■ Dataset extract:
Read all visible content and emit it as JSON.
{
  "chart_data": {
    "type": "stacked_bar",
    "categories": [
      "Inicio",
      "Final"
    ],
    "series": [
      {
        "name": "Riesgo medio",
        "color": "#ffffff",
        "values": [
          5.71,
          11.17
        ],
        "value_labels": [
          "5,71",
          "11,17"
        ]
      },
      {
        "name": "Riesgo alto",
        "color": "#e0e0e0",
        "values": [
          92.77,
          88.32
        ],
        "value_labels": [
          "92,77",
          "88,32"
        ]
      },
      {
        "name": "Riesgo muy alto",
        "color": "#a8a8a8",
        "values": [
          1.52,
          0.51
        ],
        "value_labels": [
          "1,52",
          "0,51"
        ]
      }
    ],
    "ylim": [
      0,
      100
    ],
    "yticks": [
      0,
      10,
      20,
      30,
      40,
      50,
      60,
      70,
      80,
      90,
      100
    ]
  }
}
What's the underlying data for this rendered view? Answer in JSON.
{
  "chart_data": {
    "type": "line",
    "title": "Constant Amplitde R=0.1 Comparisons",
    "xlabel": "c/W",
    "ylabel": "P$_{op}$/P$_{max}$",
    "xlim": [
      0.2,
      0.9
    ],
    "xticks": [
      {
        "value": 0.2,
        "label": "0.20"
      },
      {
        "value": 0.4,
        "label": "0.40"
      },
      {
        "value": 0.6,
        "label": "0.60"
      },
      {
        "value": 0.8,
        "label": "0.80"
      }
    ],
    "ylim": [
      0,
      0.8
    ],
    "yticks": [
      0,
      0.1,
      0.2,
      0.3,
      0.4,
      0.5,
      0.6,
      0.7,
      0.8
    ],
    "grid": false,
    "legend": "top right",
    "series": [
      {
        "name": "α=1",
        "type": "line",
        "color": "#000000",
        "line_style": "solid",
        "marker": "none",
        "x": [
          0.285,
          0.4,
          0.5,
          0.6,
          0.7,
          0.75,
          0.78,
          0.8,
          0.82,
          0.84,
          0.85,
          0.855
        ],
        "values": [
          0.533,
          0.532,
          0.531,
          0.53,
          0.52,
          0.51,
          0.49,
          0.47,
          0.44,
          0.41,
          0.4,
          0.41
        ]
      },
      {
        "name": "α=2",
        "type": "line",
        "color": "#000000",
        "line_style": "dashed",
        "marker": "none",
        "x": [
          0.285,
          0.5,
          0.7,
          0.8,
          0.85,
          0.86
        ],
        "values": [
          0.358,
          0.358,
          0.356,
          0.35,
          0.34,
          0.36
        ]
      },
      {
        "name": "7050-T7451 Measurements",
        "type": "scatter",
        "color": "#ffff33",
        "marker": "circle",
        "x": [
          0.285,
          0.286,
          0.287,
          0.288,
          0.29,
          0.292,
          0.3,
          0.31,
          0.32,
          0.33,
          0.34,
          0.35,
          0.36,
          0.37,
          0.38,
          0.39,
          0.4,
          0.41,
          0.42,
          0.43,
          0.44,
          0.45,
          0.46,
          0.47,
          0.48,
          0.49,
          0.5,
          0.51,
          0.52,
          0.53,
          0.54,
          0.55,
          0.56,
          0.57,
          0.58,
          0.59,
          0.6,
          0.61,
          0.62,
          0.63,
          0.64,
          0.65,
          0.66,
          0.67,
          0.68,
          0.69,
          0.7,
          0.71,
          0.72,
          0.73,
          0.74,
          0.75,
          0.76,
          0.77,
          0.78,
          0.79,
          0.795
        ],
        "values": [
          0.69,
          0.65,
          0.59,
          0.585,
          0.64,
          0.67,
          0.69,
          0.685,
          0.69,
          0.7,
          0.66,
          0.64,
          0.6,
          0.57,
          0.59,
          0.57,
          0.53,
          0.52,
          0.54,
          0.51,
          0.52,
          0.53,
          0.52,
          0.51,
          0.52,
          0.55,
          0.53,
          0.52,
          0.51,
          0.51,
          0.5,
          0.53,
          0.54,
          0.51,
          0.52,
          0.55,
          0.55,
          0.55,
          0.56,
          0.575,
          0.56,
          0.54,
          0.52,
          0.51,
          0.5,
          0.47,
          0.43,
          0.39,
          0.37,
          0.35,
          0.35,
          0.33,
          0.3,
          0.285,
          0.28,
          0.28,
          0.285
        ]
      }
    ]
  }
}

■ What you should do: Write out every entry word for word.

■ Exercise output:
Read all visible content and emit it as JSON.
{
  "chart_data": {
    "type": "stacked_bar",
    "categories": [
      "Inicio",
      "Final"
    ],
    "series": [
      {
        "name": "Riesgo medio",
        "color": "#ffffff",
        "values": [
          5.71,
          11.17
        ],
        "value_labels": [
          "5,71",
          "11,17"
        ]
      },
      {
        "name": "Riesgo alto",
        "color": "#e0e0e0",
        "values": [
          92.77,
          88.32
        ],
        "value_labels": [
          "92,77",
          "88,32"
        ]
      },
      {
        "name": "Riesgo muy alto",
        "color": "#a8a8a8",
        "values": [
          1.52,
          0.51
        ],
        "value_labels": [
          "1,52",
          "0,51"
        ]
      }
    ],
    "ylim": [
      0,
      100
    ],
    "yticks": [
      0,
      10,
      20,
      30,
      40,
      50,
      60,
      70,
      80,
      90,
      100
    ]
  }
}
What's the underlying data for this rendered view? Answer in JSON.
{
  "chart_data": {
    "type": "line",
    "title": "Constant Amplitde R=0.1 Comparisons",
    "xlabel": "c/W",
    "ylabel": "P$_{op}$/P$_{max}$",
    "xlim": [
      0.2,
      0.9
    ],
    "xticks": [
      {
        "value": 0.2,
        "label": "0.20"
      },
      {
        "value": 0.4,
        "label": "0.40"
      },
      {
        "value": 0.6,
        "label": "0.60"
      },
      {
        "value": 0.8,
        "label": "0.80"
      }
    ],
    "ylim": [
      0,
      0.8
    ],
    "yticks": [
      0,
      0.1,
      0.2,
      0.3,
      0.4,
      0.5,
      0.6,
      0.7,
      0.8
    ],
    "grid": false,
    "legend": "top right",
    "series": [
      {
        "name": "α=1",
        "type": "line",
        "color": "#000000",
        "line_style": "solid",
        "marker": "none",
        "x": [
          0.285,
          0.4,
          0.5,
          0.6,
          0.7,
          0.75,
          0.78,
          0.8,
          0.82,
          0.84,
          0.85,
          0.855
        ],
        "values": [
          0.533,
          0.532,
          0.531,
          0.53,
          0.52,
          0.51,
          0.49,
          0.47,
          0.44,
          0.41,
          0.4,
          0.41
        ]
      },
      {
        "name": "α=2",
        "type": "line",
        "color": "#000000",
        "line_style": "dashed",
        "marker": "none",
        "x": [
          0.285,
          0.5,
          0.7,
          0.8,
          0.85,
          0.86
        ],
        "values": [
          0.358,
          0.358,
          0.356,
          0.35,
          0.34,
          0.36
        ]
      },
      {
        "name": "7050-T7451 Measurements",
        "type": "scatter",
        "color": "#ffff33",
        "marker": "circle",
        "x": [
          0.285,
          0.286,
          0.287,
          0.288,
          0.29,
          0.292,
          0.3,
          0.31,
          0.32,
          0.33,
          0.34,
          0.35,
          0.36,
          0.37,
          0.38,
          0.39,
          0.4,
          0.41,
          0.42,
          0.43,
          0.44,
          0.45,
          0.46,
          0.47,
          0.48,
          0.49,
          0.5,
          0.51,
          0.52,
          0.53,
          0.54,
          0.55,
          0.56,
          0.57,
          0.58,
          0.59,
          0.6,
          0.61,
          0.62,
          0.63,
          0.64,
          0.65,
          0.66,
          0.67,
          0.68,
          0.69,
          0.7,
          0.71,
          0.72,
          0.73,
          0.74,
          0.75,
          0.76,
          0.77,
          0.78,
          0.79,
          0.795
        ],
        "values": [
          0.69,
          0.65,
          0.59,
          0.585,
          0.64,
          0.67,
          0.69,
          0.685,
          0.69,
          0.7,
          0.66,
          0.64,
          0.6,
          0.57,
          0.59,
          0.57,
          0.53,
          0.52,
          0.54,
          0.51,
          0.52,
          0.53,
          0.52,
          0.51,
          0.52,
          0.55,
          0.53,
          0.52,
          0.51,
          0.51,
          0.5,
          0.53,
          0.54,
          0.51,
          0.52,
          0.55,
          0.55,
          0.55,
          0.56,
          0.575,
          0.56,
          0.54,
          0.52,
          0.51,
          0.5,
          0.47,
          0.43,
          0.39,
          0.37,
          0.35,
          0.35,
          0.33,
          0.3,
          0.285,
          0.28,
          0.28,
          0.285
        ]
      }
    ]
  }
}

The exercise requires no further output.